* _Text section_
┏━━

FIGURE 2.

Etv4/5 dKO ES cells express self-renewal marker genes. A, morphological signatures of PE9 (WT) and PE15-2 (Etv4/5 dKO) ES cells. PE9 and PE15-2 ES cells were cultured in the presence or absence of LIF for 3 days. Morphological signatures were observed. B, expression of self-renewal marker genes in PE9 and PE15-2 ES cells. Expression of the indicated self-renewal marker genes in the conditions of A in PE9 and PE15-2 ES cells was examined by quantitative RT-PCR. Expression of Etv4 and Etv5 mRNA was only shown in PE9 ES cells. All samples were analyzed in triplicate, and the data were normalized to Gapdh expression. C–E, immunofluorescent stain in PE9 and PE15-2 ES cells. Protein expression of the self-renewal marker genes, including NANOG (C), OCT3/4 (D), and ESRRB (E), in PE9 and PE15-2 ES cells was examined by immunofluorescent stain. Nuclei were stained with the Hoechst stain. F, Western blot analysis in PE9 and PE15-2 ES cells. Protein expression of the self-renewal marker genes (NANOG, OCT3/4, and ESRRB) was examined by Western blot analysis. α-Tubulin was used as a loading control. G, determination of alkaline phosphatase activity. Relative activity of alkaline phosphatase was determined in PE9 and PE15-2 ES cells. Shown are the means (bars) and S.D. (error bars) of triplicate plates. H, alkaline phosphatase stain in PE9 and PE15-2 ES cells. Alkaline phosphatase of ES cells was detected by the VECTOR Blue alkaline phosphatase substrate kit. Morphological signatures were observed. All results are representative of several independent experiments.

┗━━

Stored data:
┏━━

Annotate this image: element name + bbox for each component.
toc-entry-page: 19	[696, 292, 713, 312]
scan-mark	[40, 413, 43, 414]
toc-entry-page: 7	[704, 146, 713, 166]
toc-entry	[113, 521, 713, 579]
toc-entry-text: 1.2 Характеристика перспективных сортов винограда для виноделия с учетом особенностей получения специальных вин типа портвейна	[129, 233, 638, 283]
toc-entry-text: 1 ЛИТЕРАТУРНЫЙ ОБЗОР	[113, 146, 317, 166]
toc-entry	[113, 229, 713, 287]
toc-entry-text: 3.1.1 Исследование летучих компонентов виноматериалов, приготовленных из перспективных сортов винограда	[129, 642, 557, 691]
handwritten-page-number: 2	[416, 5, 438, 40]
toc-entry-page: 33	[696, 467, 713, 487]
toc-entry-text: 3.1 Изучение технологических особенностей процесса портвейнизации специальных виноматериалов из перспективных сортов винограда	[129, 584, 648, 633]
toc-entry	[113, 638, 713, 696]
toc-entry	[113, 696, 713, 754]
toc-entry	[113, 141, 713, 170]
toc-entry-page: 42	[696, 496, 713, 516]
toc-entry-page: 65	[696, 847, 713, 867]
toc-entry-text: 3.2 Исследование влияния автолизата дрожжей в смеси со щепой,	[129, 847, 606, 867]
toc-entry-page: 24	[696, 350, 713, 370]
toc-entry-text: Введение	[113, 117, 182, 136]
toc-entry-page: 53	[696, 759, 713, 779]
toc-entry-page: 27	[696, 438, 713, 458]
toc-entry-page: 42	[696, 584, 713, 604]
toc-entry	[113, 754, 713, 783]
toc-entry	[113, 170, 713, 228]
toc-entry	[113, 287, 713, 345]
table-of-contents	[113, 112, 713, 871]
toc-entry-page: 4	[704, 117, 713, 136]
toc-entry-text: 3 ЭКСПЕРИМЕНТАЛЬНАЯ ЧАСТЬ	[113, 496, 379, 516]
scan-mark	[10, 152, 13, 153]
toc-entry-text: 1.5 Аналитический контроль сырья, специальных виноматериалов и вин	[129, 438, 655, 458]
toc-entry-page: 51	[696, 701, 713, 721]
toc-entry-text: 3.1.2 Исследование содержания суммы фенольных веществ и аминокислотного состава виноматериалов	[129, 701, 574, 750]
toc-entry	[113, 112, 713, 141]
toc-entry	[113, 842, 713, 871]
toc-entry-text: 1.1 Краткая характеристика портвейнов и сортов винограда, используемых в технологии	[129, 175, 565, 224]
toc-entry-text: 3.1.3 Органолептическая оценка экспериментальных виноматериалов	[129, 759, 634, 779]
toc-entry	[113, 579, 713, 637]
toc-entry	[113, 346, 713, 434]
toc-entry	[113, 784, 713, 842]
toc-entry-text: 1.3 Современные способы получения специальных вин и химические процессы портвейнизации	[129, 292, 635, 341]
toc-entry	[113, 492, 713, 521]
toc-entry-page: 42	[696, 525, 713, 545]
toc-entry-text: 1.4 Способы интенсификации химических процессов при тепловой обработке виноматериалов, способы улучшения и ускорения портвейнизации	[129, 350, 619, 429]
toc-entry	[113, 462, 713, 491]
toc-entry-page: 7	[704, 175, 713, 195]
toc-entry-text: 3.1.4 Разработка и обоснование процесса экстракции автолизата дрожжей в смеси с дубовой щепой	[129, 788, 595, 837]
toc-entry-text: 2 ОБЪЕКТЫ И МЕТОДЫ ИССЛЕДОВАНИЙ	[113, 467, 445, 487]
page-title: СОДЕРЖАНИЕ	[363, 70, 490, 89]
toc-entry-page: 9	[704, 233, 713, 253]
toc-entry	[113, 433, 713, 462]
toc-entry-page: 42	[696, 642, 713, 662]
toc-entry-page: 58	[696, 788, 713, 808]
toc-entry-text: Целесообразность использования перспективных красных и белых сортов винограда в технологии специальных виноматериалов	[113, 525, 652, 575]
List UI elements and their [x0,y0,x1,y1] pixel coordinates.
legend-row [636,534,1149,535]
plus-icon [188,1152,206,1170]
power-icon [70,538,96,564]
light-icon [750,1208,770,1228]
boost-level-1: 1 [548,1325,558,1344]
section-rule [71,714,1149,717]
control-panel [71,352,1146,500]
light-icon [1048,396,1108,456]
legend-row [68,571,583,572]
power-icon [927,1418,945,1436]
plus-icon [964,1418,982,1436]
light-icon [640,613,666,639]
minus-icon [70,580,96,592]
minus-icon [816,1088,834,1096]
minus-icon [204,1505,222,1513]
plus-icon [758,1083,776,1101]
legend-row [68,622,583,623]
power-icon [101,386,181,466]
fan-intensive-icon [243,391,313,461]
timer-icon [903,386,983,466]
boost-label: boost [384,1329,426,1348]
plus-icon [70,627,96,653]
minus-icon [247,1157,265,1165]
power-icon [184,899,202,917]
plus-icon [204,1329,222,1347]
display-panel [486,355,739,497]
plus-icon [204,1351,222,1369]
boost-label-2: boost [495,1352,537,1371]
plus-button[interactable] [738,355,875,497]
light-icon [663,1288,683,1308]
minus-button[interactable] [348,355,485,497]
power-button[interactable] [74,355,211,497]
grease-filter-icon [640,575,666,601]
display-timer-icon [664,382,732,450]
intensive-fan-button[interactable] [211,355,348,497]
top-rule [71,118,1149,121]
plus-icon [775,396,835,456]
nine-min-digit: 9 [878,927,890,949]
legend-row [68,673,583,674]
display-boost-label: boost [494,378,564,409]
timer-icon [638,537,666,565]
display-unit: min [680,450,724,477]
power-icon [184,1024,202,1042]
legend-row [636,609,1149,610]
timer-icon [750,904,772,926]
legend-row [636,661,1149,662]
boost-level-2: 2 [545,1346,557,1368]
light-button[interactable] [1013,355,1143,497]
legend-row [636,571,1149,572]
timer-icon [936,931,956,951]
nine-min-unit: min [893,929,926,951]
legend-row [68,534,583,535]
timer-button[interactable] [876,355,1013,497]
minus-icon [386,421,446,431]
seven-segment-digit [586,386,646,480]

┗━━

* _Work to be completed_
In the figure legend, what was used as the loading control for the Western blot analysis?

* _Result for this exercise_
α-Tubulin